=== PROBLEM ===
Carry none of the pictures over; set down the material below exactly.

━━ DATASET ENTRIES ━━

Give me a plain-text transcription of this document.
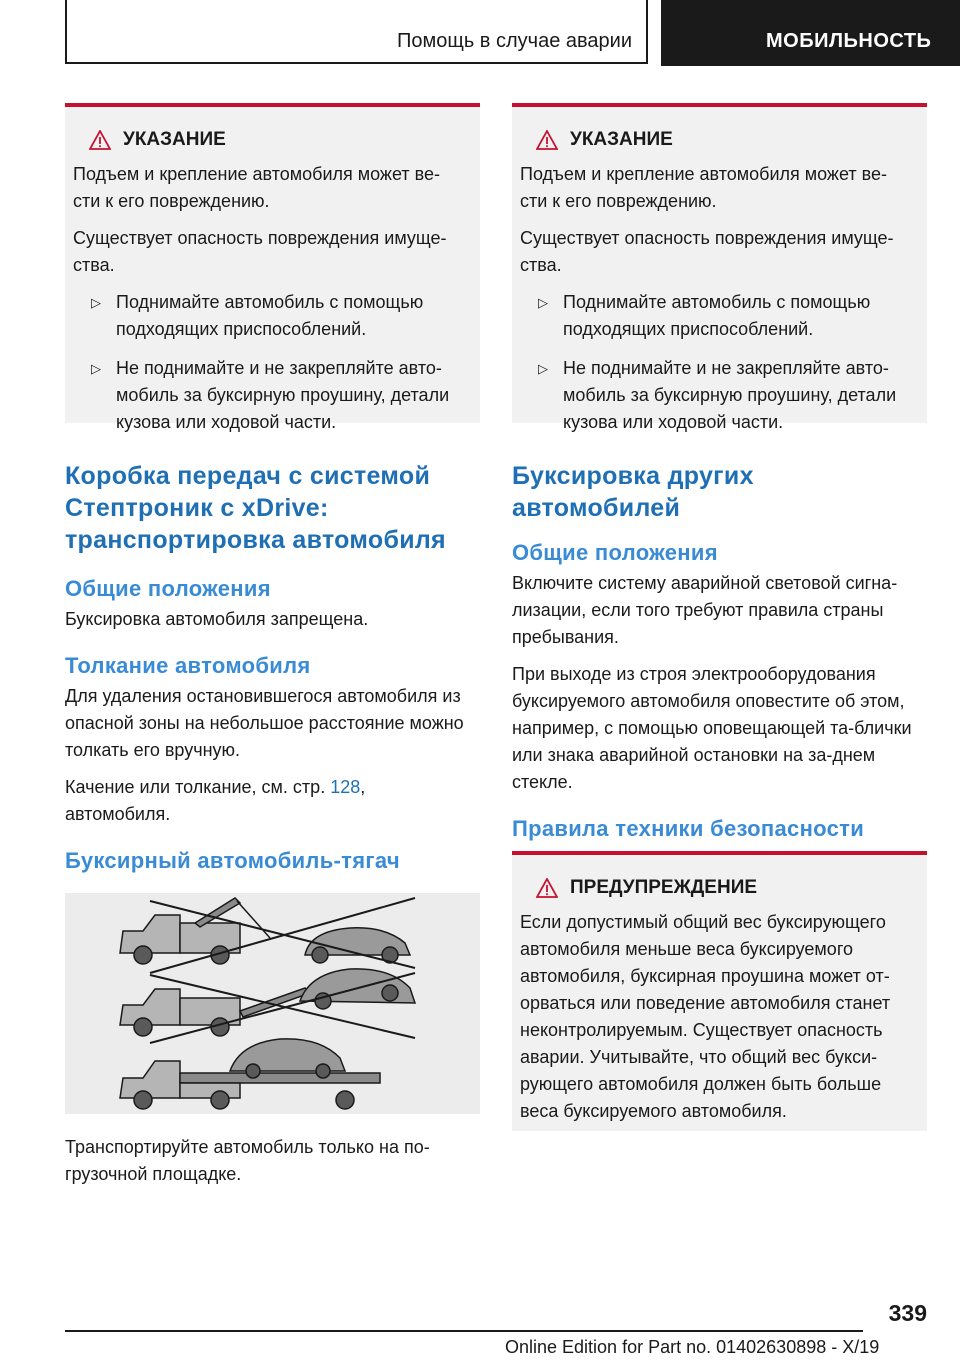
Помощь в случае аварии	МОБИЛЬНОСТЬ
УКАЗАНИЕ

Подъем и крепление автомобиля может ве-сти к его повреждению.

Существует опасность повреждения имуще-ства.

▷ Поднимайте автомобиль с помощью подходящих приспособлений.
▷ Не поднимайте и не закрепляйте авто-мобиль за буксирную проушину, детали кузова или ходовой части.
Коробка передач с системой Стептроник с xDrive: транспортировка автомобиля
Общие положения

Буксировка автомобиля запрещена.

Толкание автомобиля

Для удаления остановившегося автомобиля из опасной зоны на небольшое расстояние можно толкать его вручную.

Качение или толкание, см. стр. 128,
автомобиля.

Буксирный автомобиль-тягач

Транспортируйте автомобиль только на по-грузочной площадке.

УКАЗАНИЕ

Подъем и крепление автомобиля может ве-сти к его повреждению.

Существует опасность повреждения имуще-ства.

▷ Поднимайте автомобиль с помощью подходящих приспособлений.
▷ Не поднимайте и не закрепляйте авто-мобиль за буксирную проушину, детали кузова или ходовой части.
Буксировка других автомобилей
Общие положения

Включите систему аварийной световой сигна-лизации, если того требуют правила страны пребывания.

При выходе из строя электрооборудования буксируемого автомобиля оповестите об этом, например, с помощью оповещающей та-блички или знака аварийной остановки на за-днем стекле.

Правила техники безопасности
ПРЕДУПРЕЖДЕНИЕ

Если допустимый общий вес буксирующего автомобиля меньше веса буксируемого автомобиля, буксирная проушина может от-орваться или поведение автомобиля станет неконтролируемым. Существует опасность аварии. Учитывайте, что общий вес букси-рующего автомобиля должен быть больше веса буксируемого автомобиля.

339
Online Edition for Part no. 01402630898 - X/19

━━━

=== FINISHED TASK ===
Give me a plain-text transcription of this document.
Помощь в случае аварии	МОБИЛЬНОСТЬ
УКАЗАНИЕ

Подъем и крепление автомобиля может ве-сти к его повреждению.

Существует опасность повреждения имуще-ства.

▷ Поднимайте автомобиль с помощью подходящих приспособлений.
▷ Не поднимайте и не закрепляйте авто-мобиль за буксирную проушину, детали кузова или ходовой части.
Коробка передач с системой Стептроник с xDrive: транспортировка автомобиля
Общие положения

Буксировка автомобиля запрещена.

Толкание автомобиля

Для удаления остановившегося автомобиля из опасной зоны на небольшое расстояние можно толкать его вручную.

Качение или толкание, см. стр. 128,
автомобиля.

Буксирный автомобиль-тягач

Транспортируйте автомобиль только на по-грузочной площадке.

УКАЗАНИЕ

Подъем и крепление автомобиля может ве-сти к его повреждению.

Существует опасность повреждения имуще-ства.

▷ Поднимайте автомобиль с помощью подходящих приспособлений.
▷ Не поднимайте и не закрепляйте авто-мобиль за буксирную проушину, детали кузова или ходовой части.
Буксировка других автомобилей
Общие положения

Включите систему аварийной световой сигна-лизации, если того требуют правила страны пребывания.

При выходе из строя электрооборудования буксируемого автомобиля оповестите об этом, например, с помощью оповещающей та-блички или знака аварийной остановки на за-днем стекле.

Правила техники безопасности
ПРЕДУПРЕЖДЕНИЕ

Если допустимый общий вес буксирующего автомобиля меньше веса буксируемого автомобиля, буксирная проушина может от-орваться или поведение автомобиля станет неконтролируемым. Существует опасность аварии. Учитывайте, что общий вес букси-рующего автомобиля должен быть больше веса буксируемого автомобиля.

339
Online Edition for Part no. 01402630898 - X/19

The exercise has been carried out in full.